[Collected data]
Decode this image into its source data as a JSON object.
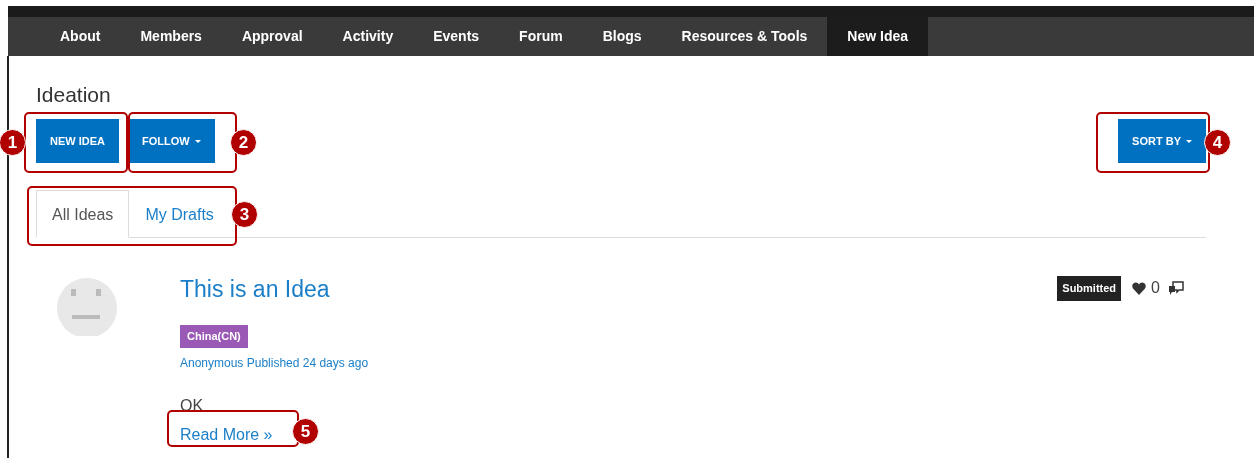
{
  "nav": [
    {
      "label": "About",
      "selected": false
    },
    {
      "label": "Members",
      "selected": false
    },
    {
      "label": "Approval",
      "selected": false
    },
    {
      "label": "Activity",
      "selected": false
    },
    {
      "label": "Events",
      "selected": false
    },
    {
      "label": "Forum",
      "selected": false
    },
    {
      "label": "Blogs",
      "selected": false
    },
    {
      "label": "Resources & Tools",
      "selected": false
    },
    {
      "label": "New Idea",
      "selected": true
    }
  ],
  "page_title": "Ideation",
  "buttons": {
    "new_idea": "NEW IDEA",
    "follow": "FOLLOW",
    "sort_by": "SORT BY"
  },
  "tabs": [
    {
      "label": "All Ideas",
      "selected": true
    },
    {
      "label": "My Drafts",
      "selected": false
    }
  ],
  "ideas": [
    {
      "title": "This is an Idea",
      "status": "Submitted",
      "likes": "0",
      "tag": {
        "label": "China(CN)",
        "color": "#9b59b6"
      },
      "meta": "Anonymous Published 24 days ago",
      "body": "OK",
      "read_more": "Read More »"
    }
  ],
  "callouts": [
    "1",
    "2",
    "3",
    "4",
    "5"
  ]
}
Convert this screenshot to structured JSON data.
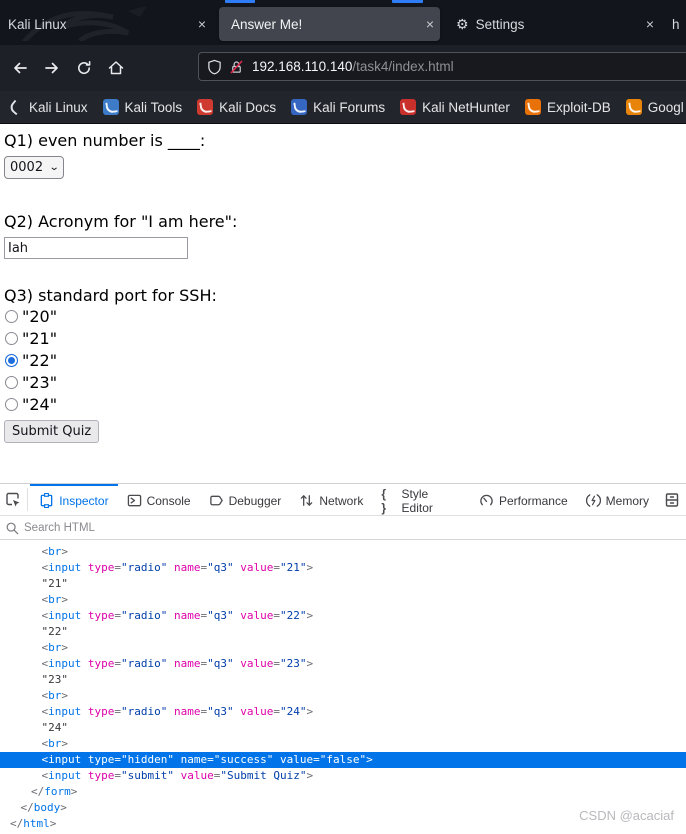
{
  "colors": {
    "accent_blue": "#2e7cf6",
    "devtools_accent": "#0074e8",
    "selected_row": "#0074e8",
    "attr_name": "#dd00a9",
    "attr_value": "#003eaa"
  },
  "browser": {
    "tabs": [
      {
        "label": "Kali Linux",
        "close": "×"
      },
      {
        "label": "Answer Me!",
        "close": "×"
      },
      {
        "label": "Settings",
        "close": "×"
      },
      {
        "label": "h"
      }
    ],
    "nav": {
      "url_host": "192.168.110.140",
      "url_path": "/task4/index.html"
    },
    "bookmarks": [
      {
        "label": "Kali Linux",
        "icon": "kali-dragon-icon",
        "color": "transparent"
      },
      {
        "label": "Kali Tools",
        "icon": "kali-tools-icon",
        "color": "#3d7bc9"
      },
      {
        "label": "Kali Docs",
        "icon": "kali-docs-icon",
        "color": "#cf3a30"
      },
      {
        "label": "Kali Forums",
        "icon": "kali-forums-icon",
        "color": "#3566c2"
      },
      {
        "label": "Kali NetHunter",
        "icon": "kali-nethunter-icon",
        "color": "#c9302c"
      },
      {
        "label": "Exploit-DB",
        "icon": "exploit-db-icon",
        "color": "#e8710a"
      },
      {
        "label": "Googl",
        "icon": "google-hacking-icon",
        "color": "#e8840a"
      }
    ]
  },
  "page": {
    "q1_label": "Q1) even number is ____:",
    "q1_value": "0002",
    "q2_label": "Q2) Acronym for \"I am here\":",
    "q2_value": "Iah",
    "q3_label": "Q3) standard port for SSH:",
    "q3_options": [
      {
        "label": "\"20\"",
        "checked": false
      },
      {
        "label": "\"21\"",
        "checked": false
      },
      {
        "label": "\"22\"",
        "checked": true
      },
      {
        "label": "\"23\"",
        "checked": false
      },
      {
        "label": "\"24\"",
        "checked": false
      }
    ],
    "submit_label": "Submit Quiz"
  },
  "devtools": {
    "tabs": [
      "Inspector",
      "Console",
      "Debugger",
      "Network",
      "Style Editor",
      "Performance",
      "Memory"
    ],
    "active_tab": "Inspector",
    "search_placeholder": "Search HTML",
    "markup_lines": [
      {
        "ind": 3,
        "sel": false,
        "tok": [
          [
            "p",
            "<"
          ],
          [
            "t",
            "br"
          ],
          [
            "p",
            ">"
          ]
        ]
      },
      {
        "ind": 3,
        "sel": false,
        "tok": [
          [
            "p",
            "<"
          ],
          [
            "t",
            "input"
          ],
          [
            "a",
            " type"
          ],
          [
            "p",
            "="
          ],
          [
            "v",
            "\"radio\""
          ],
          [
            "a",
            " name"
          ],
          [
            "p",
            "="
          ],
          [
            "v",
            "\"q3\""
          ],
          [
            "a",
            " value"
          ],
          [
            "p",
            "="
          ],
          [
            "v",
            "\"21\""
          ],
          [
            "p",
            ">"
          ]
        ]
      },
      {
        "ind": 3,
        "sel": false,
        "tok": [
          [
            "x",
            "\"21\""
          ]
        ]
      },
      {
        "ind": 3,
        "sel": false,
        "tok": [
          [
            "p",
            "<"
          ],
          [
            "t",
            "br"
          ],
          [
            "p",
            ">"
          ]
        ]
      },
      {
        "ind": 3,
        "sel": false,
        "tok": [
          [
            "p",
            "<"
          ],
          [
            "t",
            "input"
          ],
          [
            "a",
            " type"
          ],
          [
            "p",
            "="
          ],
          [
            "v",
            "\"radio\""
          ],
          [
            "a",
            " name"
          ],
          [
            "p",
            "="
          ],
          [
            "v",
            "\"q3\""
          ],
          [
            "a",
            " value"
          ],
          [
            "p",
            "="
          ],
          [
            "v",
            "\"22\""
          ],
          [
            "p",
            ">"
          ]
        ]
      },
      {
        "ind": 3,
        "sel": false,
        "tok": [
          [
            "x",
            "\"22\""
          ]
        ]
      },
      {
        "ind": 3,
        "sel": false,
        "tok": [
          [
            "p",
            "<"
          ],
          [
            "t",
            "br"
          ],
          [
            "p",
            ">"
          ]
        ]
      },
      {
        "ind": 3,
        "sel": false,
        "tok": [
          [
            "p",
            "<"
          ],
          [
            "t",
            "input"
          ],
          [
            "a",
            " type"
          ],
          [
            "p",
            "="
          ],
          [
            "v",
            "\"radio\""
          ],
          [
            "a",
            " name"
          ],
          [
            "p",
            "="
          ],
          [
            "v",
            "\"q3\""
          ],
          [
            "a",
            " value"
          ],
          [
            "p",
            "="
          ],
          [
            "v",
            "\"23\""
          ],
          [
            "p",
            ">"
          ]
        ]
      },
      {
        "ind": 3,
        "sel": false,
        "tok": [
          [
            "x",
            "\"23\""
          ]
        ]
      },
      {
        "ind": 3,
        "sel": false,
        "tok": [
          [
            "p",
            "<"
          ],
          [
            "t",
            "br"
          ],
          [
            "p",
            ">"
          ]
        ]
      },
      {
        "ind": 3,
        "sel": false,
        "tok": [
          [
            "p",
            "<"
          ],
          [
            "t",
            "input"
          ],
          [
            "a",
            " type"
          ],
          [
            "p",
            "="
          ],
          [
            "v",
            "\"radio\""
          ],
          [
            "a",
            " name"
          ],
          [
            "p",
            "="
          ],
          [
            "v",
            "\"q3\""
          ],
          [
            "a",
            " value"
          ],
          [
            "p",
            "="
          ],
          [
            "v",
            "\"24\""
          ],
          [
            "p",
            ">"
          ]
        ]
      },
      {
        "ind": 3,
        "sel": false,
        "tok": [
          [
            "x",
            "\"24\""
          ]
        ]
      },
      {
        "ind": 3,
        "sel": false,
        "tok": [
          [
            "p",
            "<"
          ],
          [
            "t",
            "br"
          ],
          [
            "p",
            ">"
          ]
        ]
      },
      {
        "ind": 3,
        "sel": true,
        "tok": [
          [
            "p",
            "<"
          ],
          [
            "t",
            "input"
          ],
          [
            "a",
            " type"
          ],
          [
            "p",
            "="
          ],
          [
            "v",
            "\"hidden\""
          ],
          [
            "a",
            " name"
          ],
          [
            "p",
            "="
          ],
          [
            "v",
            "\"success\""
          ],
          [
            "a",
            " value"
          ],
          [
            "p",
            "="
          ],
          [
            "v",
            "\"false\""
          ],
          [
            "p",
            ">"
          ]
        ]
      },
      {
        "ind": 3,
        "sel": false,
        "tok": [
          [
            "p",
            "<"
          ],
          [
            "t",
            "input"
          ],
          [
            "a",
            " type"
          ],
          [
            "p",
            "="
          ],
          [
            "v",
            "\"submit\""
          ],
          [
            "a",
            " value"
          ],
          [
            "p",
            "="
          ],
          [
            "v",
            "\"Submit Quiz\""
          ],
          [
            "p",
            ">"
          ]
        ]
      },
      {
        "ind": 2,
        "sel": false,
        "tok": [
          [
            "p",
            "</"
          ],
          [
            "t",
            "form"
          ],
          [
            "p",
            ">"
          ]
        ]
      },
      {
        "ind": 1,
        "sel": false,
        "tok": [
          [
            "p",
            "</"
          ],
          [
            "t",
            "body"
          ],
          [
            "p",
            ">"
          ]
        ]
      },
      {
        "ind": 0,
        "sel": false,
        "tok": [
          [
            "p",
            "</"
          ],
          [
            "t",
            "html"
          ],
          [
            "p",
            ">"
          ]
        ]
      }
    ]
  },
  "watermark": "CSDN @acaciaf"
}
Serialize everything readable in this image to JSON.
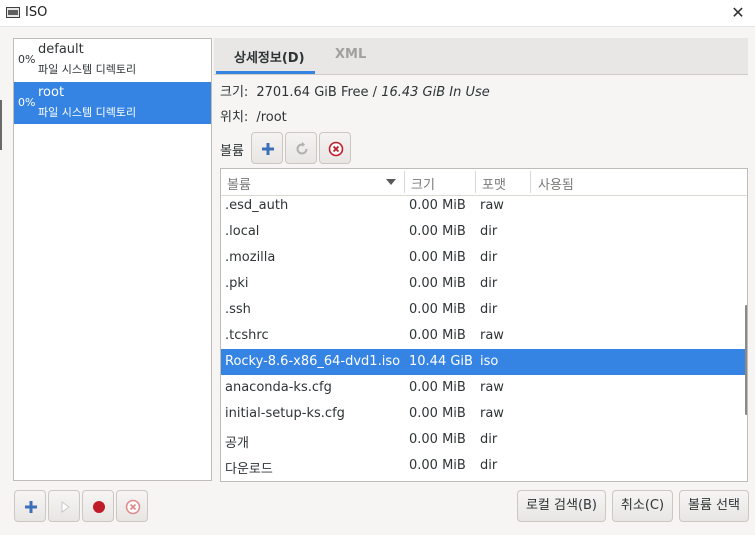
{
  "window": {
    "title": "ISO",
    "close_glyph": "✕"
  },
  "pools": [
    {
      "percent": "0%",
      "name": "default",
      "type": "파일 시스템 디렉토리",
      "selected": false
    },
    {
      "percent": "0%",
      "name": "root",
      "type": "파일 시스템 디렉토리",
      "selected": true
    }
  ],
  "tabs": {
    "details": "상세정보(D)",
    "xml": "XML"
  },
  "details": {
    "size_label": "크기:",
    "size_free": "2701.64 GiB Free",
    "size_sep": " / ",
    "size_in_use": "16.43 GiB In Use",
    "location_label": "위치:",
    "location_value": "/root",
    "volumes_label": "볼륨"
  },
  "toolbar_icons": [
    "add-icon",
    "refresh-icon",
    "delete-icon"
  ],
  "volume_table": {
    "columns": [
      "볼륨",
      "크기",
      "포맷",
      "사용됨"
    ],
    "rows": [
      {
        "name": ".esd_auth",
        "size": "0.00 MiB",
        "format": "raw",
        "used": ""
      },
      {
        "name": ".local",
        "size": "0.00 MiB",
        "format": "dir",
        "used": ""
      },
      {
        "name": ".mozilla",
        "size": "0.00 MiB",
        "format": "dir",
        "used": ""
      },
      {
        "name": ".pki",
        "size": "0.00 MiB",
        "format": "dir",
        "used": ""
      },
      {
        "name": ".ssh",
        "size": "0.00 MiB",
        "format": "dir",
        "used": ""
      },
      {
        "name": ".tcshrc",
        "size": "0.00 MiB",
        "format": "raw",
        "used": ""
      },
      {
        "name": "Rocky-8.6-x86_64-dvd1.iso",
        "size": "10.44 GiB",
        "format": "iso",
        "used": "",
        "selected": true
      },
      {
        "name": "anaconda-ks.cfg",
        "size": "0.00 MiB",
        "format": "raw",
        "used": ""
      },
      {
        "name": "initial-setup-ks.cfg",
        "size": "0.00 MiB",
        "format": "raw",
        "used": ""
      },
      {
        "name": "공개",
        "size": "0.00 MiB",
        "format": "dir",
        "used": ""
      },
      {
        "name": "다운로드",
        "size": "0.00 MiB",
        "format": "dir",
        "used": ""
      }
    ]
  },
  "bottom_buttons": {
    "browse_local": "로컬 검색(B)",
    "cancel": "취소(C)",
    "choose_volume": "볼륨 선택"
  },
  "colors": {
    "accent": "#3584e4",
    "stop_red": "#c01c28"
  }
}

> _GIVEN TASK_: State the count of lines with the word "JSON" in them, and write nothing else.

> _ANSWER TO THE EXERCISE_: 3